**YOUR TASK**:
Set the data down again, exactly as it reads, but without the pictures.
•••••
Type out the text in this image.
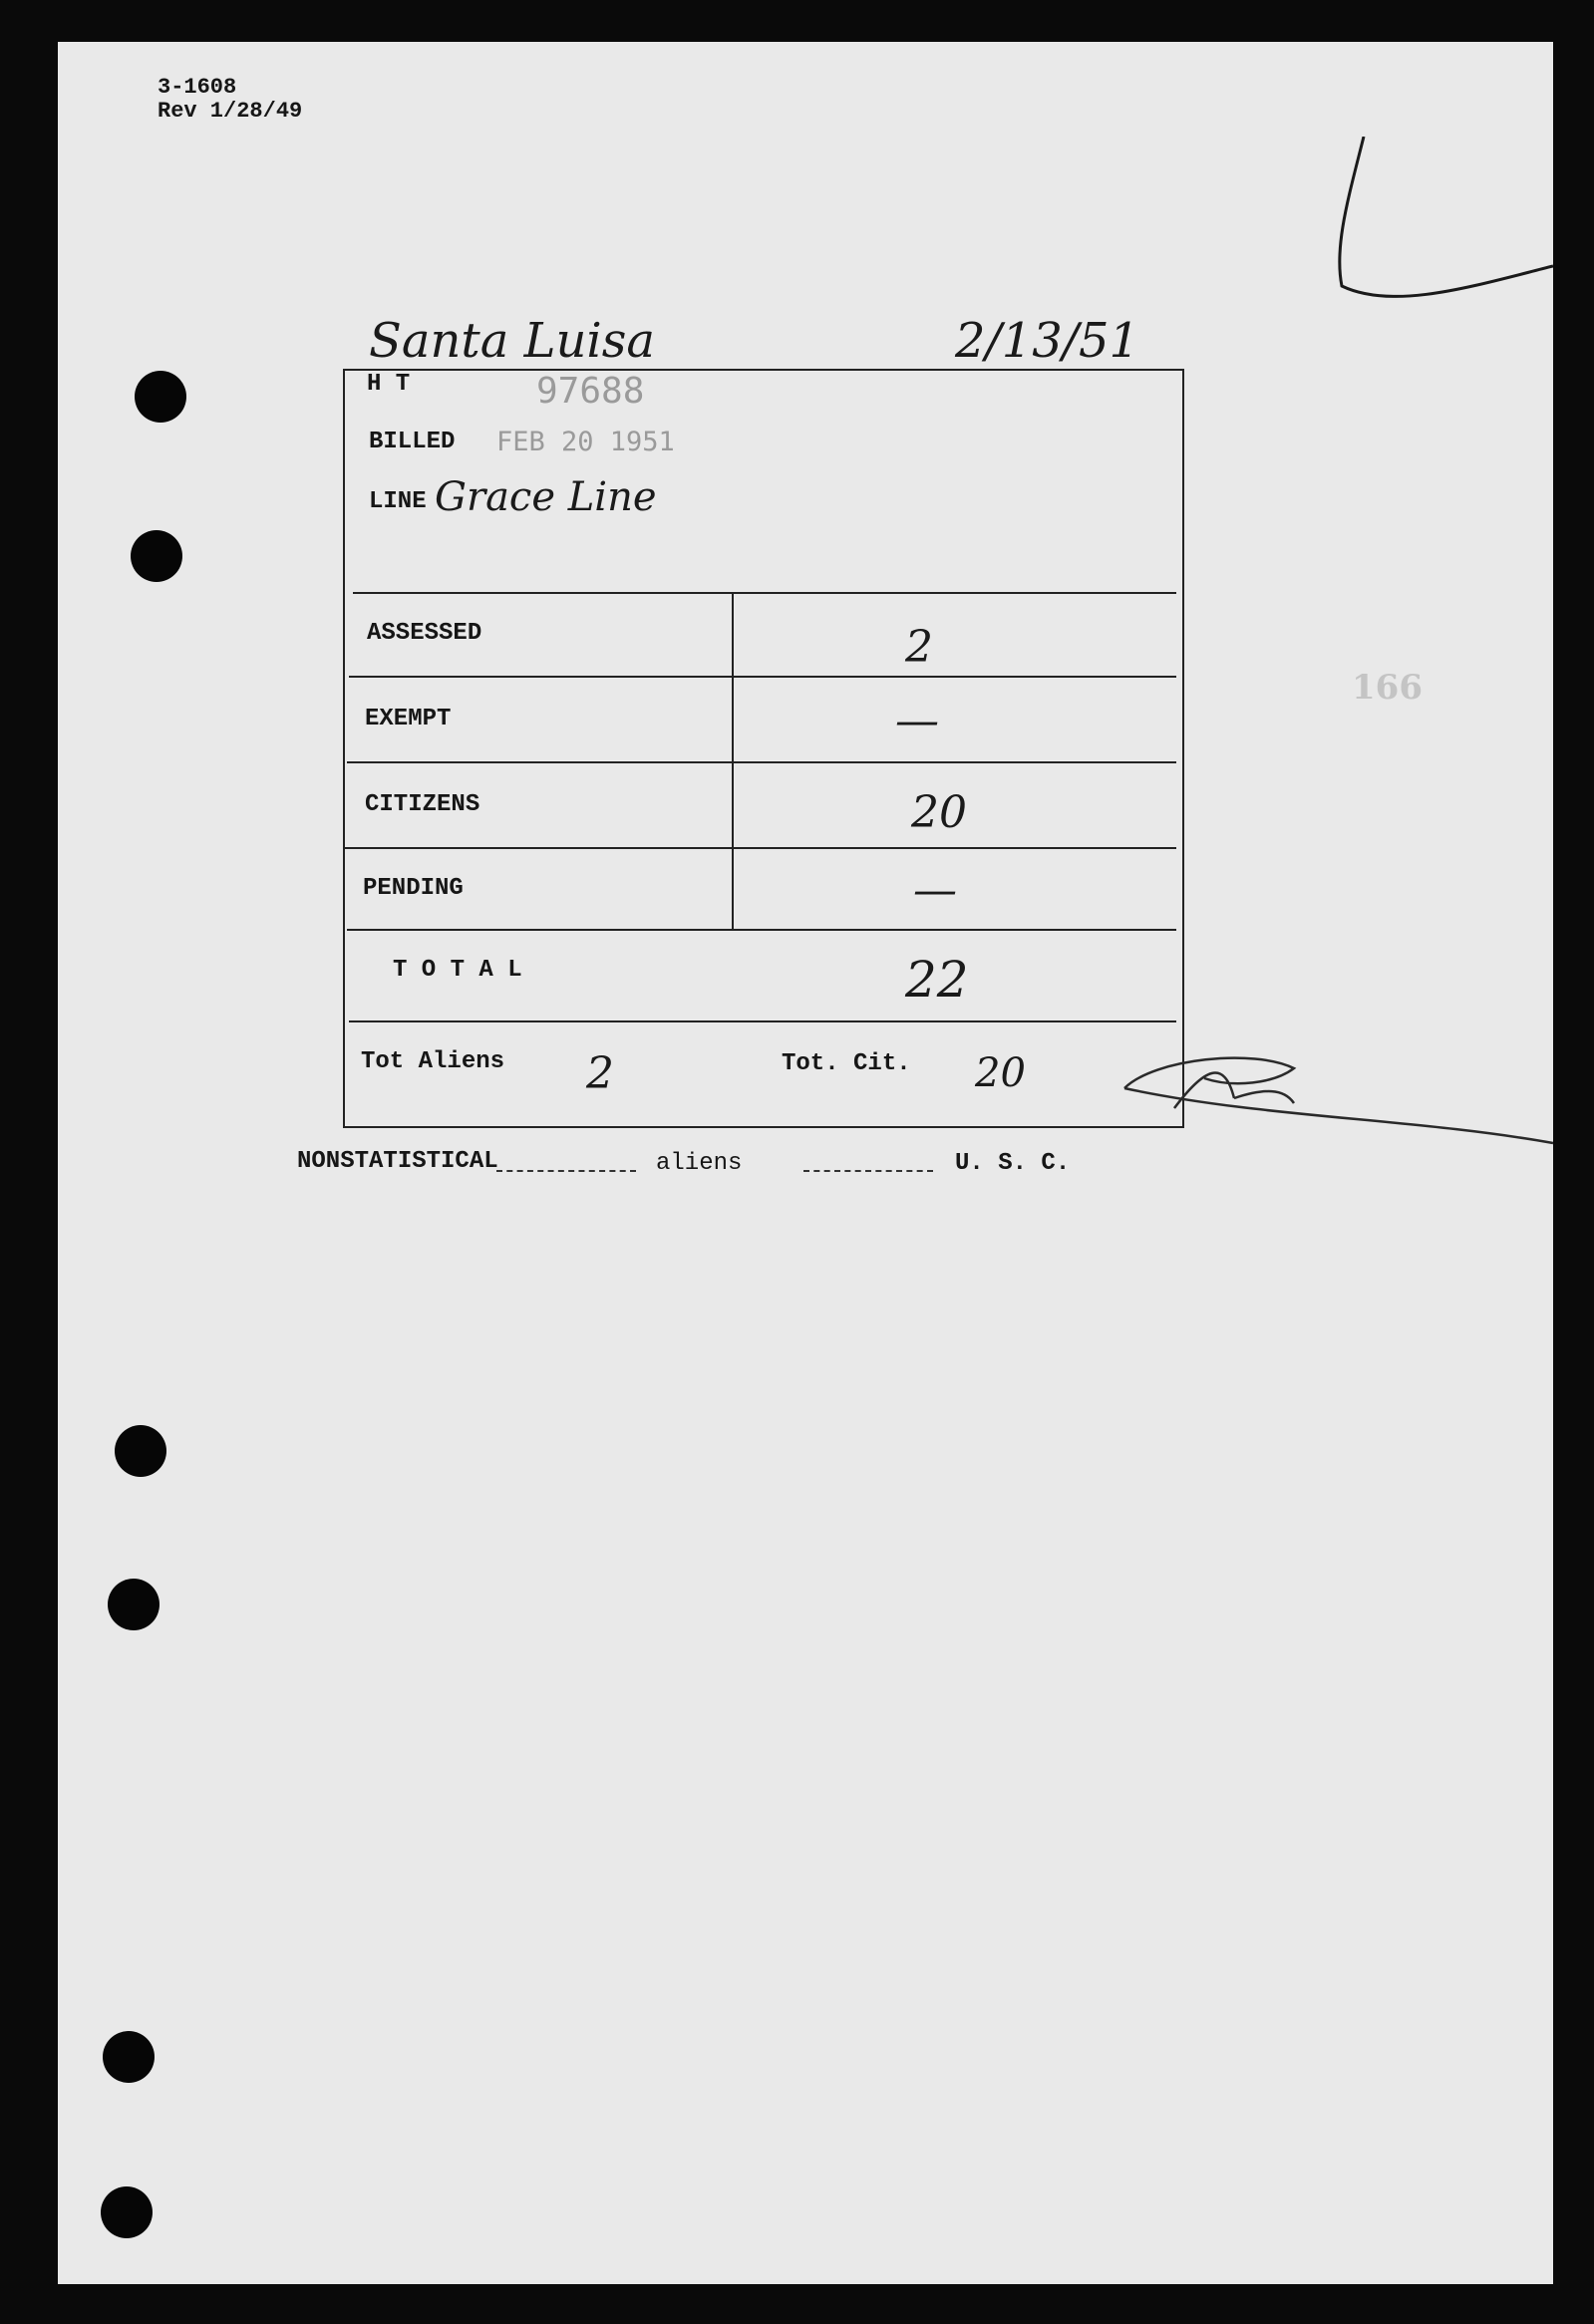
3-1608
Rev 1/28/49
Santa Luisa	2/13/51
H T	97688
BILLED FEB 20 1951
LINE Grace Line
ASSESSED	2
EXEMPT	—
CITIZENS	20
PENDING	—
T O T A L	22
Tot Aliens 2	Tot. Cit. 20
NONSTATISTICAL	aliens	U. S. C.
166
•••••
**WRITTEN SOLUTION**:
Type out the text in this image.
3-1608
Rev 1/28/49
Santa Luisa	2/13/51
H T	97688
BILLED FEB 20 1951
LINE Grace Line
ASSESSED	2
EXEMPT	—
CITIZENS	20
PENDING	—
T O T A L	22
Tot Aliens 2	Tot. Cit. 20
NONSTATISTICAL	aliens	U. S. C.
166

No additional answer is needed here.